▸ READING TEXT
=====

HIPAA Privacy Rule Overview

Questions and Answers

The HIPAA Privacy Rule protects a patient's fundamental right to privacy and confidentiality.

True (A)

You are considered a covered entity if you are a healthcare provider, health plan, or healthcare clearinghouse that transmits health information electronically.

True (A)

Protected Health Information (PHI) is anything that connects a patient to their health information.

True (A)

PHI includes all health information, except PHI in oral form.

False (B)

You are permitted to use/disclose PHI for treatment, payment, and healthcare operations.

True (A)

Authorization must be obtained for any use/disclosure of PHI for marketing purposes.

True (A)

The Privacy Rule gives patients the right to take action if their privacy is violated.

True (A)

After signing an authorization, the patient can revoke it.

True (A)

In general, disclosure of PHI must be limited to the least amount needed to get the job done.

True (A)

If you need help understanding the rules, the Department of Health and Human Services is required to provide assistance.

True (A)

Flashcards

HIPAA Privacy Rule

Protects patients' privacy and confidentiality of their health information.

=====

▸ ENTRIES SHOWN

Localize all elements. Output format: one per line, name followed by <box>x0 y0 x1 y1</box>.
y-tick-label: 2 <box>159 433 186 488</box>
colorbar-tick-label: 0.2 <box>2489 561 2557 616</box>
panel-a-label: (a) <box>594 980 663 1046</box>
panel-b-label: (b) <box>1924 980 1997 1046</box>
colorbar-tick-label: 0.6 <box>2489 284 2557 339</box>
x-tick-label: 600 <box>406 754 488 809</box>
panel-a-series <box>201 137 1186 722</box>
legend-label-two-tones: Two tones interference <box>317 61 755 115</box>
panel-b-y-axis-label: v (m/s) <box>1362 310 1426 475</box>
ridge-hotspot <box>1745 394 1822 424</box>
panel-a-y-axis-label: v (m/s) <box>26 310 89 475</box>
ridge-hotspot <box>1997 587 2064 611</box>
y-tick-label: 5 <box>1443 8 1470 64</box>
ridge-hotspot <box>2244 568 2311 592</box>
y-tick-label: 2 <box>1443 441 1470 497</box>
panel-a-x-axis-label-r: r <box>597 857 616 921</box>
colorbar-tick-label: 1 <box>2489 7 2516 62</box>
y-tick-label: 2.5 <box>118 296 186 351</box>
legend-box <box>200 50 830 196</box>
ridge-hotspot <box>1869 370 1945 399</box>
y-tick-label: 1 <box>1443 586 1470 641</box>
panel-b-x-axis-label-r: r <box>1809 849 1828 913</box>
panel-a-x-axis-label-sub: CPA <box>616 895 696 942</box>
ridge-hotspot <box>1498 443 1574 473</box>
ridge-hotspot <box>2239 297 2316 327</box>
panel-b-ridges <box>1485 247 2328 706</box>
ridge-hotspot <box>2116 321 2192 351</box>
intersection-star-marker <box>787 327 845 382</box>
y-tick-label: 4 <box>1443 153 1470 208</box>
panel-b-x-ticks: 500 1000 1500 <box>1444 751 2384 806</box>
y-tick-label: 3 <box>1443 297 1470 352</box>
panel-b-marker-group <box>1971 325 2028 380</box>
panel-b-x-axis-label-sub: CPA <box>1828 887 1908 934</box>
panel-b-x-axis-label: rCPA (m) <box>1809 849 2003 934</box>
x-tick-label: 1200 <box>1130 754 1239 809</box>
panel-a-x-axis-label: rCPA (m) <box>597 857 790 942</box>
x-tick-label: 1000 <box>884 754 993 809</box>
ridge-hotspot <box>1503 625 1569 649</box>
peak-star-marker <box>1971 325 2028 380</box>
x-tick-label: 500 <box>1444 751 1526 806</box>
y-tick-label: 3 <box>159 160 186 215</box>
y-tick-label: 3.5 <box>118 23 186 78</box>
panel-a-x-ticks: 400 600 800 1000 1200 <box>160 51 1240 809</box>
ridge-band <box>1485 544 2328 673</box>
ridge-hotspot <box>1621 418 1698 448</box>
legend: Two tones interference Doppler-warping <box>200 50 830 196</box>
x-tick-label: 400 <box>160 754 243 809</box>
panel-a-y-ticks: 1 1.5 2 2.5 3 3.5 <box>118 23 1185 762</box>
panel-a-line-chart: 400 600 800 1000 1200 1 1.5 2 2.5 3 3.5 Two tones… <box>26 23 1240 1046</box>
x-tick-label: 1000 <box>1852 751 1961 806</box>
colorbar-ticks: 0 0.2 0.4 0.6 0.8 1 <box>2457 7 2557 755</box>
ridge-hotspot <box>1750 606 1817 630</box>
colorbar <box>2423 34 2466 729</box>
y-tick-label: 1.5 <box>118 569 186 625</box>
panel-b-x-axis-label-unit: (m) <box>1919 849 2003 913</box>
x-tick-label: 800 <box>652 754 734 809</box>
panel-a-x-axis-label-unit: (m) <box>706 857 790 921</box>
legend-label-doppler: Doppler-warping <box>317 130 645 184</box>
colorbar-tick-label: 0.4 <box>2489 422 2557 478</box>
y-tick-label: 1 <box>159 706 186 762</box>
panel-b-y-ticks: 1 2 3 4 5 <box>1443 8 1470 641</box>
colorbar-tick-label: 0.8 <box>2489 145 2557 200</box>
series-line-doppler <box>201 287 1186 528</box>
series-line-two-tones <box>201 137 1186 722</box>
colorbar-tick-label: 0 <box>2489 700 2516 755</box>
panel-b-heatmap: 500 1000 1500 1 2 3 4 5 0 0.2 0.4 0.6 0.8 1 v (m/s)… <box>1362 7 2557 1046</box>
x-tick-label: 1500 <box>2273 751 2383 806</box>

=====

▸ ACTIVITY 1
Answer these questions from the HIPAA Privacy Rule overview.
(a) For which three purposes is use or disclosure of PHI permitted?
(b) For what purpose must authorization be obtained for any use or disclosure of PHI?
(c) Which department is required to provide assistance to those who need help understanding the rules?
▸ ACTIVITY 2
Write out the passage of the HIPAA Privacy Rule overview starting with "Authorization must be" and going on through "privacy is violated.".
▸ ACTIVITY 3
Write what comes next in the HIPAA Privacy Rule overview, following on from its last sentence.

▸ ANSWER BOX 1
(a) Treatment, payment, and healthcare operations.
(b) Marketing purposes.
(c) The Department of Health and Human Services.

▸ ANSWER BOX 2
Authorization must be obtained for any use/disclosure of PHI for marketing purposes.

True (A)

The Privacy Rule gives patients the right to take action if their privacy is violated.

▸ ANSWER BOX 3
Covered Entity

Healthcare providers, health plans, or clearinghouses that transmit health info electronically.

Protected Health Information (PHI)

Any information connecting a patient to their health.

Treatment, Payment, Healthcare Operations (TPO)

Legitimate uses for disclosing PHI.

Patient Authorization

Permission given by a patient for specific uses of their PHI.

Marketing PHI

Requires patient authorization.

Authorization Expiration

Patient authorization has an end date.

Revoking Authorization

Patient can change their mind and take back consent after signing.

Public Health Activities

Use of PHI without consent is possible in certain disease prevention scenarios.

Reporting Abuse

PHI can be disclosed, without patient consent, in cases of abuse.